=== Begin Enclosure ===
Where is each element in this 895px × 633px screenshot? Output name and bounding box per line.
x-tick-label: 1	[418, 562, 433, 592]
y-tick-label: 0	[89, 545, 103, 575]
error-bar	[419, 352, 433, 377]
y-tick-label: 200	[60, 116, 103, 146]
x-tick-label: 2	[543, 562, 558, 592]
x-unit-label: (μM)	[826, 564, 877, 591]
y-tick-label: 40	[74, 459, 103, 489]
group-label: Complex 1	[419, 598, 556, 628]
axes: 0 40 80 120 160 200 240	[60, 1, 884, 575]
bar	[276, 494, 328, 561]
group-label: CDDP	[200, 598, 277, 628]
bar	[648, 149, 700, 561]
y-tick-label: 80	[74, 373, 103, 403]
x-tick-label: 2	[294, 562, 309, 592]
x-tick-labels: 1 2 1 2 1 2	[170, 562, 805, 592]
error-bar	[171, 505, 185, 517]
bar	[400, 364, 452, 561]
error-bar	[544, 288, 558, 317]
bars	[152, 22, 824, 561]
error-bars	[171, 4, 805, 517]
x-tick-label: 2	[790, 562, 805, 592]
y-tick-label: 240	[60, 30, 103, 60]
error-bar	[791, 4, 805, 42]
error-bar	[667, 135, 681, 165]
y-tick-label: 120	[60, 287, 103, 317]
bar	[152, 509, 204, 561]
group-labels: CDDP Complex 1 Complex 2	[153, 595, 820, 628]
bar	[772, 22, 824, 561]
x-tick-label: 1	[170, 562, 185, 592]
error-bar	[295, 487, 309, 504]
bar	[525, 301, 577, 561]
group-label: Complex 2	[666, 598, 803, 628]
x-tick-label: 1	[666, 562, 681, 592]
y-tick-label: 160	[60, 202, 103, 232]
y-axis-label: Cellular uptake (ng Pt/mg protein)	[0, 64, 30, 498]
=== End Enclosure ===
State, as a number only, how many lines in the entries include "error".

7